WHAT YOU NEED TO DO — From the listing below, copy every line with the word "العامة".

MATERIAL —
★ ★ ★ ★
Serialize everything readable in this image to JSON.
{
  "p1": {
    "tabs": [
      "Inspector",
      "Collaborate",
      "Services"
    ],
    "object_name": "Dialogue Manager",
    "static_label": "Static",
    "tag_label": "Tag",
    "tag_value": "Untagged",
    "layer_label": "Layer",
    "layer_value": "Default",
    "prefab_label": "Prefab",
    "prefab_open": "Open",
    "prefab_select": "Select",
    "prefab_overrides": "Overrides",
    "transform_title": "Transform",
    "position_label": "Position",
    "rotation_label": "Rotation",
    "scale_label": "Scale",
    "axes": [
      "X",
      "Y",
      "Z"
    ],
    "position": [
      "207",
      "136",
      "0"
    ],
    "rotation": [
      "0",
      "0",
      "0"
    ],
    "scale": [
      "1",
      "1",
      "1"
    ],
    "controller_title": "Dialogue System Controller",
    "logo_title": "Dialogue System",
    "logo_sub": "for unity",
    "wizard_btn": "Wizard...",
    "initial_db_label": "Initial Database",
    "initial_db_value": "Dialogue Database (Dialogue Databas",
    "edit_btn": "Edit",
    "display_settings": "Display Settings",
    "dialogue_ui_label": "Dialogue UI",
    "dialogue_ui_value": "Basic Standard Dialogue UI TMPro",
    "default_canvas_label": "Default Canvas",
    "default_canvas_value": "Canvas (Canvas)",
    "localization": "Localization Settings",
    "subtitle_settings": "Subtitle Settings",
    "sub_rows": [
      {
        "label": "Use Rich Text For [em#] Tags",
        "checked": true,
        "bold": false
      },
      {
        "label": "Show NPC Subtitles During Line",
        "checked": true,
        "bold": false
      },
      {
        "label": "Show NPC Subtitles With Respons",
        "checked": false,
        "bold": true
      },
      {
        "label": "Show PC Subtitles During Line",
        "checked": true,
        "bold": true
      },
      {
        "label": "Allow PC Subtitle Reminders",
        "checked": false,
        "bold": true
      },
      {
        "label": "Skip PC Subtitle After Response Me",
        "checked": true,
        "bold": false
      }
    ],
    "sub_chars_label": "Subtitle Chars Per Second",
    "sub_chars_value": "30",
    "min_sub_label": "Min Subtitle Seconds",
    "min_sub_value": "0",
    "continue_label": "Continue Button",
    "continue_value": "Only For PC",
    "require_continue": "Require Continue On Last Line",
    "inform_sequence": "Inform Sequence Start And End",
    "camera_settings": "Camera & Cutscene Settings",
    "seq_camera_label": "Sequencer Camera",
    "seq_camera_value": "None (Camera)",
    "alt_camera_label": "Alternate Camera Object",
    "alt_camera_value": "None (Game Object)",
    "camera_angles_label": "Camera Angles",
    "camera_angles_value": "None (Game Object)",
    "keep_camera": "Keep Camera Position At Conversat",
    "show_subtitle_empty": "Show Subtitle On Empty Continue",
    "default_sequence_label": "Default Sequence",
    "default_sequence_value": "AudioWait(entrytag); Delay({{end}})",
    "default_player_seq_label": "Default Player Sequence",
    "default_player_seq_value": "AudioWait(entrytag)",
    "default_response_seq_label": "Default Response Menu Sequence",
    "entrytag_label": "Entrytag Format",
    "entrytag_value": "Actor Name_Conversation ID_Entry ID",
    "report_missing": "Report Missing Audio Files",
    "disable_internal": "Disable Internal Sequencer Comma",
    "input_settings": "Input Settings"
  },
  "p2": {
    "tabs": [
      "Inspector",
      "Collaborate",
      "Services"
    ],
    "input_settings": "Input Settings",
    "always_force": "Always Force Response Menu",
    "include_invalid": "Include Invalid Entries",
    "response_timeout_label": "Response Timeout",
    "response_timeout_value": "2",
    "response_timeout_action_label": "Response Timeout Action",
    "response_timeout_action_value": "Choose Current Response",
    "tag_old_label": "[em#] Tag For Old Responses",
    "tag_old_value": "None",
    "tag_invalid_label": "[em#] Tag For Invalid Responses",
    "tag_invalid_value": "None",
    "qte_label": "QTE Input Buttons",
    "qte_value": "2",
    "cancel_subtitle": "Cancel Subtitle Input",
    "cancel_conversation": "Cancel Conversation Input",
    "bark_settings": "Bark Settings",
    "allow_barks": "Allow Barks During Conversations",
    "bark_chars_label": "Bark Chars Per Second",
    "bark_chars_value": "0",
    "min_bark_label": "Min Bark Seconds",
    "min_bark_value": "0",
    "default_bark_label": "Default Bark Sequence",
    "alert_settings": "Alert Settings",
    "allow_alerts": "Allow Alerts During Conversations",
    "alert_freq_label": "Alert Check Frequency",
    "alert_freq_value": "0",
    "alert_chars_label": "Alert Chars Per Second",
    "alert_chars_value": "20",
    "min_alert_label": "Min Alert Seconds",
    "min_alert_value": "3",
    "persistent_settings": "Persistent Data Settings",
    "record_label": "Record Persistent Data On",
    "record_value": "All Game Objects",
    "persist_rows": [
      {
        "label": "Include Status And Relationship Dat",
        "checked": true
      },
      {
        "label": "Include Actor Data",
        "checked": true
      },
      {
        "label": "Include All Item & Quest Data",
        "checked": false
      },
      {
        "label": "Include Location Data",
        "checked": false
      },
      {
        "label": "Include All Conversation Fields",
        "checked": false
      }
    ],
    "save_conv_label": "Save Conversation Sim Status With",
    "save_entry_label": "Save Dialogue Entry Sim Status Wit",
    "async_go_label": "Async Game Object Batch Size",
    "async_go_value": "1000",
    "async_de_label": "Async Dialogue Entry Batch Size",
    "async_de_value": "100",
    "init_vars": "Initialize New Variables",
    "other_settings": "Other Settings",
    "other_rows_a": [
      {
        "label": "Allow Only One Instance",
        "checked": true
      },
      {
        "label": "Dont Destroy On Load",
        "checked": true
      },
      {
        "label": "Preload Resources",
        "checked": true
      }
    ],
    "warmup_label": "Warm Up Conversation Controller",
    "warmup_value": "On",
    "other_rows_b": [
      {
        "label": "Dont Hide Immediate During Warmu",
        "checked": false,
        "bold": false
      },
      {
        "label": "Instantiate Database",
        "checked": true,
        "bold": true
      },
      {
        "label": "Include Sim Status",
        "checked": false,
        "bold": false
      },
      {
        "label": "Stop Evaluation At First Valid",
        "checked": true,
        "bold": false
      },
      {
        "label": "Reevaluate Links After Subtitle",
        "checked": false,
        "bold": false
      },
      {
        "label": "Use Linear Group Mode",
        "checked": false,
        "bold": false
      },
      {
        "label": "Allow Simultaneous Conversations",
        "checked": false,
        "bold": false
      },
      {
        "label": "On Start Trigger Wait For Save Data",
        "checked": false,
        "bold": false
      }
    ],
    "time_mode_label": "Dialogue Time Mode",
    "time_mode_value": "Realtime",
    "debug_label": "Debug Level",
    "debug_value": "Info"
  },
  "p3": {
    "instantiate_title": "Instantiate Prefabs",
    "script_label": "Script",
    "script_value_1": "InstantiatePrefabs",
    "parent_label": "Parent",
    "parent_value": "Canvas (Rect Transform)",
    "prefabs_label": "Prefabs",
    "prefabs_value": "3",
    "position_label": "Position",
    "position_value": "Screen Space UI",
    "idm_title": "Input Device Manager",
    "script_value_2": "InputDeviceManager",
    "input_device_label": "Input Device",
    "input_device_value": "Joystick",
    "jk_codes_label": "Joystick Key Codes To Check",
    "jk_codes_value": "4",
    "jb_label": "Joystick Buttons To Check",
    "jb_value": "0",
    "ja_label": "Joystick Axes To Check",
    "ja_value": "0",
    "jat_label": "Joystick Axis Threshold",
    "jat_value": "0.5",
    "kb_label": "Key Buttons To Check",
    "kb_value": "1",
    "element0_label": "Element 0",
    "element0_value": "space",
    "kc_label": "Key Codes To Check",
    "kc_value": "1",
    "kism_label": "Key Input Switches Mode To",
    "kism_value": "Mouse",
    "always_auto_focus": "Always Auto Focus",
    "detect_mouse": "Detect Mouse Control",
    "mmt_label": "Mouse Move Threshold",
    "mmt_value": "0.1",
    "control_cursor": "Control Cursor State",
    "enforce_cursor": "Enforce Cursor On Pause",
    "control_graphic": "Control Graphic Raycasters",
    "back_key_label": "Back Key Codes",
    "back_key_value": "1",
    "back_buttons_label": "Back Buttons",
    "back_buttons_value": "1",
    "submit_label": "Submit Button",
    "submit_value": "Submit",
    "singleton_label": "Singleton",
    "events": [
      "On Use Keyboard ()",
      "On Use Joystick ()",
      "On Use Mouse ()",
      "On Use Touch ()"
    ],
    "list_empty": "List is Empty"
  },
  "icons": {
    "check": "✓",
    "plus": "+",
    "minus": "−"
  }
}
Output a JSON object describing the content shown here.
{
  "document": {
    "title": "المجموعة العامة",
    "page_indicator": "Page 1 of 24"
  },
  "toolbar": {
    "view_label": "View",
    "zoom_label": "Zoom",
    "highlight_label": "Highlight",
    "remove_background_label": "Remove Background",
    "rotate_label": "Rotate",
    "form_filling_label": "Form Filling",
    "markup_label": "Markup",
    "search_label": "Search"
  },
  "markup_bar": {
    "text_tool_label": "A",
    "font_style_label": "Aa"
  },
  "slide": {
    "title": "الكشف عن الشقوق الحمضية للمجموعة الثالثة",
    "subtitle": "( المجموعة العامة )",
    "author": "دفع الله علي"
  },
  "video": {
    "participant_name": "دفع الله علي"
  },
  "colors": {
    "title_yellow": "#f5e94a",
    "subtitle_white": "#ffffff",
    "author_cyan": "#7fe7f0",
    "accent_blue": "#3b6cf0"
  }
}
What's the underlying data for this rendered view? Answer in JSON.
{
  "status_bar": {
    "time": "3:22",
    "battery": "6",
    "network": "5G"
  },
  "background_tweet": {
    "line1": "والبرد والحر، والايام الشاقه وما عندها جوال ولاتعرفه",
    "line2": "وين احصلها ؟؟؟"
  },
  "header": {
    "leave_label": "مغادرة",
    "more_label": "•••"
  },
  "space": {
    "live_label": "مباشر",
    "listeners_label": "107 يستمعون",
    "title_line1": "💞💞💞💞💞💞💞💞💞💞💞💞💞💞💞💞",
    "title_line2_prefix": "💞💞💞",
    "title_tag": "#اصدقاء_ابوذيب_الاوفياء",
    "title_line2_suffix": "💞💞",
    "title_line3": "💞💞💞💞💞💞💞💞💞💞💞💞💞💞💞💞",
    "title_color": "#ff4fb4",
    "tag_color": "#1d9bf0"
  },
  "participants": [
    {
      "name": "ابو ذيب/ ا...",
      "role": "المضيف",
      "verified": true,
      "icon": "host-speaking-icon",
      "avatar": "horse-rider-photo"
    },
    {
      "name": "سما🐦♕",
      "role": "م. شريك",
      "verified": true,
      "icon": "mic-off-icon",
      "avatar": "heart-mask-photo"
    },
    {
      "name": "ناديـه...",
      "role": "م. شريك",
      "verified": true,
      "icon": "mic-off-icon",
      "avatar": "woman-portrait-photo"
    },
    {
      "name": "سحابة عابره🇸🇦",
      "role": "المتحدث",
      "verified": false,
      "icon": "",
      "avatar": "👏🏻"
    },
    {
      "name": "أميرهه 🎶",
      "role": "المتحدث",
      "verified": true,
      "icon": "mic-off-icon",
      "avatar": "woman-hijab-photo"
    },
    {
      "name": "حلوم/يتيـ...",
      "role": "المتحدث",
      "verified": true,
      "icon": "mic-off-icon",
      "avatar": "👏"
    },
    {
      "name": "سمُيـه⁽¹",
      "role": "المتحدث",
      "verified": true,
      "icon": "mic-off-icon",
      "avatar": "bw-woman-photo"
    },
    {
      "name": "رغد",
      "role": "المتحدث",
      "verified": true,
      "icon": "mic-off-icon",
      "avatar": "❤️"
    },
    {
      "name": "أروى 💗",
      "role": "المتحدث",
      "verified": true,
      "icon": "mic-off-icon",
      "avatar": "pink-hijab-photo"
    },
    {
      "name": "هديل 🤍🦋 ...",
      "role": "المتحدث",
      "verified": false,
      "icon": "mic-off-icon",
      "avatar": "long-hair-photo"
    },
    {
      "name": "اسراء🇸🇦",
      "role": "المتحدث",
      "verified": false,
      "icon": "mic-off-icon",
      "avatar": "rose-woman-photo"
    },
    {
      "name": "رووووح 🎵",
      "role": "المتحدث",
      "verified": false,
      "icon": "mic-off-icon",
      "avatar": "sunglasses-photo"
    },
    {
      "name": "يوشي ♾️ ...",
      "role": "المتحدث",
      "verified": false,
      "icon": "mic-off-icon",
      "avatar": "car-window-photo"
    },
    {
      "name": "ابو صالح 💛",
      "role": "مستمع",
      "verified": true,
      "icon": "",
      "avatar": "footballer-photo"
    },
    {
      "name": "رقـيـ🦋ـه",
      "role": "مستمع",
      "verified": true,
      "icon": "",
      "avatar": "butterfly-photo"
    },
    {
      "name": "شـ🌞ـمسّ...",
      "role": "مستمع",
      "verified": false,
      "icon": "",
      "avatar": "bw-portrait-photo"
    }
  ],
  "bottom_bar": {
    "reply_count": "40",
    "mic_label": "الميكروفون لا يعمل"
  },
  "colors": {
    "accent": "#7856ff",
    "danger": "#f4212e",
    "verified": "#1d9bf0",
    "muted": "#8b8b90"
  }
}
★ ★ ★ ★
ANSWER TO THIS EXERCISE —
    "title": "المجموعة العامة",
    "subtitle": "( المجموعة العامة )",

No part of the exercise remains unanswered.